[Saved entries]
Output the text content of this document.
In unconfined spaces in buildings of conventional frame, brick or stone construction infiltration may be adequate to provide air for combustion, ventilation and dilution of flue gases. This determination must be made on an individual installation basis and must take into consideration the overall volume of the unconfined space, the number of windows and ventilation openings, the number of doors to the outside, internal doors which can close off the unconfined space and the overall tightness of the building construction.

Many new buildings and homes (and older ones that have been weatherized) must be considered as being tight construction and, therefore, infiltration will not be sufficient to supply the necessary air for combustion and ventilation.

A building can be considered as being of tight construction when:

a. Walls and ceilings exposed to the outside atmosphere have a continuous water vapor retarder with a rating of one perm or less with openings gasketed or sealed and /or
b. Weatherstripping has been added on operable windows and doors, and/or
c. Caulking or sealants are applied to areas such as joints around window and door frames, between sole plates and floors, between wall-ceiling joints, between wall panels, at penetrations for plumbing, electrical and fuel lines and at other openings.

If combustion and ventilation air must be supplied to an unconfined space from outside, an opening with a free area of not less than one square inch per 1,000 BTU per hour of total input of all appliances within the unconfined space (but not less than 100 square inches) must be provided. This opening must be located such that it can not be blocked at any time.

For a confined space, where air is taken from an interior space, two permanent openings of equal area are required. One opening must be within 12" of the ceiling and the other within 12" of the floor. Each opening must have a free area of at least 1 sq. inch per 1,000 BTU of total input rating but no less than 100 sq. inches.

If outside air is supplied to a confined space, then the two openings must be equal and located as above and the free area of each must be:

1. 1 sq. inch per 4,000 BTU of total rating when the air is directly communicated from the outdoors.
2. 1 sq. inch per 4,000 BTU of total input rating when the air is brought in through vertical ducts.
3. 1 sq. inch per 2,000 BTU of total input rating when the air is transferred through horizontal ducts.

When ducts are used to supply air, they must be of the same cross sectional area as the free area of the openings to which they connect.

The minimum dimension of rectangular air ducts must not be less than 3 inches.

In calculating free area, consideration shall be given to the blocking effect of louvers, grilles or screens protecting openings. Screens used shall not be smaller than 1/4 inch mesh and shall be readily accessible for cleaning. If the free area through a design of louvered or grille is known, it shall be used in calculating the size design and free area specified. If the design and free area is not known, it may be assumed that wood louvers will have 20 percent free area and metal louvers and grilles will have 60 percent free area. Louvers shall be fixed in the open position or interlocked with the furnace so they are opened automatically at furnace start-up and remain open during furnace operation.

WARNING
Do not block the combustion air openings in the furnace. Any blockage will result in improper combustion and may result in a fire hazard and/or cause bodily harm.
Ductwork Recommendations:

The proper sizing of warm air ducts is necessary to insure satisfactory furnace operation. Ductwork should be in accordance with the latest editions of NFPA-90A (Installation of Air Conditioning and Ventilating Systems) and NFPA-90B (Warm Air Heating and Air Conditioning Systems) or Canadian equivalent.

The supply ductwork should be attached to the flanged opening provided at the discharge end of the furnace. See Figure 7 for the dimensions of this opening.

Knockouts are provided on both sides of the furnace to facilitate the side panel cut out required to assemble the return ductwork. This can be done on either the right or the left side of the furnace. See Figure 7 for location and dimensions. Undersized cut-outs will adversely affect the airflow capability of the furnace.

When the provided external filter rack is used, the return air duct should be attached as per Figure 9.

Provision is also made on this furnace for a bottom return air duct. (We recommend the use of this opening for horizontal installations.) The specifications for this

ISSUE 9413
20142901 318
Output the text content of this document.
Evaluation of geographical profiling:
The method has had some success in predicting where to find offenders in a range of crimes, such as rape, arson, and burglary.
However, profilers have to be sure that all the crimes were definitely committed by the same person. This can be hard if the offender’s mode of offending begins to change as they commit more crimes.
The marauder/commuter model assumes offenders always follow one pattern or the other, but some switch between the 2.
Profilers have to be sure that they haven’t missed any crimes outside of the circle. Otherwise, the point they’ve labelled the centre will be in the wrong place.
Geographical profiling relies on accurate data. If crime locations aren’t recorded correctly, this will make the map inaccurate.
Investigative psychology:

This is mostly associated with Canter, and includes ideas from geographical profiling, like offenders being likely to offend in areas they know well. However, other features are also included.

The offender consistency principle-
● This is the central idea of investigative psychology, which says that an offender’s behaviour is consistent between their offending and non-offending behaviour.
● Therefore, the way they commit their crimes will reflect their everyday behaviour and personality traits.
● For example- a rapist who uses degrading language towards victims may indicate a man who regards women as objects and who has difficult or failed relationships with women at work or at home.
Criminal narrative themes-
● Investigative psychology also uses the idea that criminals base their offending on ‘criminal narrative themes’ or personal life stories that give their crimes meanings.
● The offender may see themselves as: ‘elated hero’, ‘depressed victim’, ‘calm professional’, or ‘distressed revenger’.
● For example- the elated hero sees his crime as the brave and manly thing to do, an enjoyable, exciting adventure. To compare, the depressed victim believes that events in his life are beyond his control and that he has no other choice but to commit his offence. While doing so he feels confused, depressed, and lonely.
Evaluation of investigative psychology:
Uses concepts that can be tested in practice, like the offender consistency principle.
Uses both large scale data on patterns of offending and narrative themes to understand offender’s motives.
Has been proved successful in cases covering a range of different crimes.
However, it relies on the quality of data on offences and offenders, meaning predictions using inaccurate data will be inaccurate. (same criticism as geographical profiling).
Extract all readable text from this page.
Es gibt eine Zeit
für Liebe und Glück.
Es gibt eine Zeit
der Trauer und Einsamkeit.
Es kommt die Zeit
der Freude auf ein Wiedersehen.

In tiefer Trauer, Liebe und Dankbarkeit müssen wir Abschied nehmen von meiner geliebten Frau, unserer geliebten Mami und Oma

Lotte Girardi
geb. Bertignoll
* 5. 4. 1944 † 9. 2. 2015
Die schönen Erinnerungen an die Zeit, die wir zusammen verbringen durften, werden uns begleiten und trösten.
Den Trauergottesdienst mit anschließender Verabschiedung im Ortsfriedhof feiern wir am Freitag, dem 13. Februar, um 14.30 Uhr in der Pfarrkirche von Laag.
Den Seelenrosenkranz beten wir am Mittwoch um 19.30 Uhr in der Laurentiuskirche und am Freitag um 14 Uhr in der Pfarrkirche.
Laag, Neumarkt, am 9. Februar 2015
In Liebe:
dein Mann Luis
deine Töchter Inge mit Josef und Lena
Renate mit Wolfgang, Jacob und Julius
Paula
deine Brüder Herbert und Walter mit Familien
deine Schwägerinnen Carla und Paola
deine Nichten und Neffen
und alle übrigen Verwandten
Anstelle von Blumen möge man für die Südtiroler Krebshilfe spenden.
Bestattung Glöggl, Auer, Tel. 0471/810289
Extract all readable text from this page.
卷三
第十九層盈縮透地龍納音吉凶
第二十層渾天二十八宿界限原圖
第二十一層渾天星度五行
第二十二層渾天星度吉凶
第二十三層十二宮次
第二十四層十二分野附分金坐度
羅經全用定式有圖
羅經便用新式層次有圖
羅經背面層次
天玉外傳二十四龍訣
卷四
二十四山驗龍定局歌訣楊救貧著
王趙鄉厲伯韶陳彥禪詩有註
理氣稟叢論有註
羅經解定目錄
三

### Set task
Retype all the material above precisely, with no line left out.

### Exercise solution
Output the text content of this document.
In unconfined spaces in buildings of conventional frame, brick or stone construction infiltration may be adequate to provide air for combustion, ventilation and dilution of flue gases. This determination must be made on an individual installation basis and must take into consideration the overall volume of the unconfined space, the number of windows and ventilation openings, the number of doors to the outside, internal doors which can close off the unconfined space and the overall tightness of the building construction.

Many new buildings and homes (and older ones that have been weatherized) must be considered as being tight construction and, therefore, infiltration will not be sufficient to supply the necessary air for combustion and ventilation.

A building can be considered as being of tight construction when:

a. Walls and ceilings exposed to the outside atmosphere have a continuous water vapor retarder with a rating of one perm or less with openings gasketed or sealed and /or
b. Weatherstripping has been added on operable windows and doors, and/or
c. Caulking or sealants are applied to areas such as joints around window and door frames, between sole plates and floors, between wall-ceiling joints, between wall panels, at penetrations for plumbing, electrical and fuel lines and at other openings.

If combustion and ventilation air must be supplied to an unconfined space from outside, an opening with a free area of not less than one square inch per 1,000 BTU per hour of total input of all appliances within the unconfined space (but not less than 100 square inches) must be provided. This opening must be located such that it can not be blocked at any time.

For a confined space, where air is taken from an interior space, two permanent openings of equal area are required. One opening must be within 12" of the ceiling and the other within 12" of the floor. Each opening must have a free area of at least 1 sq. inch per 1,000 BTU of total input rating but no less than 100 sq. inches.

If outside air is supplied to a confined space, then the two openings must be equal and located as above and the free area of each must be:

1. 1 sq. inch per 4,000 BTU of total rating when the air is directly communicated from the outdoors.
2. 1 sq. inch per 4,000 BTU of total input rating when the air is brought in through vertical ducts.
3. 1 sq. inch per 2,000 BTU of total input rating when the air is transferred through horizontal ducts.

When ducts are used to supply air, they must be of the same cross sectional area as the free area of the openings to which they connect.

The minimum dimension of rectangular air ducts must not be less than 3 inches.

In calculating free area, consideration shall be given to the blocking effect of louvers, grilles or screens protecting openings. Screens used shall not be smaller than 1/4 inch mesh and shall be readily accessible for cleaning. If the free area through a design of louvered or grille is known, it shall be used in calculating the size design and free area specified. If the design and free area is not known, it may be assumed that wood louvers will have 20 percent free area and metal louvers and grilles will have 60 percent free area. Louvers shall be fixed in the open position or interlocked with the furnace so they are opened automatically at furnace start-up and remain open during furnace operation.

WARNING
Do not block the combustion air openings in the furnace. Any blockage will result in improper combustion and may result in a fire hazard and/or cause bodily harm.
Ductwork Recommendations:

The proper sizing of warm air ducts is necessary to insure satisfactory furnace operation. Ductwork should be in accordance with the latest editions of NFPA-90A (Installation of Air Conditioning and Ventilating Systems) and NFPA-90B (Warm Air Heating and Air Conditioning Systems) or Canadian equivalent.

The supply ductwork should be attached to the flanged opening provided at the discharge end of the furnace. See Figure 7 for the dimensions of this opening.

Knockouts are provided on both sides of the furnace to facilitate the side panel cut out required to assemble the return ductwork. This can be done on either the right or the left side of the furnace. See Figure 7 for location and dimensions. Undersized cut-outs will adversely affect the airflow capability of the furnace.

When the provided external filter rack is used, the return air duct should be attached as per Figure 9.

Provision is also made on this furnace for a bottom return air duct. (We recommend the use of this opening for horizontal installations.) The specifications for this

ISSUE 9413
20142901 318
Output the text content of this document.
Evaluation of geographical profiling:
The method has had some success in predicting where to find offenders in a range of crimes, such as rape, arson, and burglary.
However, profilers have to be sure that all the crimes were definitely committed by the same person. This can be hard if the offender’s mode of offending begins to change as they commit more crimes.
The marauder/commuter model assumes offenders always follow one pattern or the other, but some switch between the 2.
Profilers have to be sure that they haven’t missed any crimes outside of the circle. Otherwise, the point they’ve labelled the centre will be in the wrong place.
Geographical profiling relies on accurate data. If crime locations aren’t recorded correctly, this will make the map inaccurate.
Investigative psychology:

This is mostly associated with Canter, and includes ideas from geographical profiling, like offenders being likely to offend in areas they know well. However, other features are also included.

The offender consistency principle-
● This is the central idea of investigative psychology, which says that an offender’s behaviour is consistent between their offending and non-offending behaviour.
● Therefore, the way they commit their crimes will reflect their everyday behaviour and personality traits.
● For example- a rapist who uses degrading language towards victims may indicate a man who regards women as objects and who has difficult or failed relationships with women at work or at home.
Criminal narrative themes-
● Investigative psychology also uses the idea that criminals base their offending on ‘criminal narrative themes’ or personal life stories that give their crimes meanings.
● The offender may see themselves as: ‘elated hero’, ‘depressed victim’, ‘calm professional’, or ‘distressed revenger’.
● For example- the elated hero sees his crime as the brave and manly thing to do, an enjoyable, exciting adventure. To compare, the depressed victim believes that events in his life are beyond his control and that he has no other choice but to commit his offence. While doing so he feels confused, depressed, and lonely.
Evaluation of investigative psychology:
Uses concepts that can be tested in practice, like the offender consistency principle.
Uses both large scale data on patterns of offending and narrative themes to understand offender’s motives.
Has been proved successful in cases covering a range of different crimes.
However, it relies on the quality of data on offences and offenders, meaning predictions using inaccurate data will be inaccurate. (same criticism as geographical profiling).
Extract all readable text from this page.
Es gibt eine Zeit
für Liebe und Glück.
Es gibt eine Zeit
der Trauer und Einsamkeit.
Es kommt die Zeit
der Freude auf ein Wiedersehen.

In tiefer Trauer, Liebe und Dankbarkeit müssen wir Abschied nehmen von meiner geliebten Frau, unserer geliebten Mami und Oma

Lotte Girardi
geb. Bertignoll
* 5. 4. 1944 † 9. 2. 2015
Die schönen Erinnerungen an die Zeit, die wir zusammen verbringen durften, werden uns begleiten und trösten.
Den Trauergottesdienst mit anschließender Verabschiedung im Ortsfriedhof feiern wir am Freitag, dem 13. Februar, um 14.30 Uhr in der Pfarrkirche von Laag.
Den Seelenrosenkranz beten wir am Mittwoch um 19.30 Uhr in der Laurentiuskirche und am Freitag um 14 Uhr in der Pfarrkirche.
Laag, Neumarkt, am 9. Februar 2015
In Liebe:
dein Mann Luis
deine Töchter Inge mit Josef und Lena
Renate mit Wolfgang, Jacob und Julius
Paula
deine Brüder Herbert und Walter mit Familien
deine Schwägerinnen Carla und Paola
deine Nichten und Neffen
und alle übrigen Verwandten
Anstelle von Blumen möge man für die Südtiroler Krebshilfe spenden.
Bestattung Glöggl, Auer, Tel. 0471/810289
Extract all readable text from this page.
卷三
第十九層盈縮透地龍納音吉凶
第二十層渾天二十八宿界限原圖
第二十一層渾天星度五行
第二十二層渾天星度吉凶
第二十三層十二宮次
第二十四層十二分野附分金坐度
羅經全用定式有圖
羅經便用新式層次有圖
羅經背面層次
天玉外傳二十四龍訣
卷四
二十四山驗龍定局歌訣楊救貧著
王趙鄉厲伯韶陳彥禪詩有註
理氣稟叢論有註
羅經解定目錄
三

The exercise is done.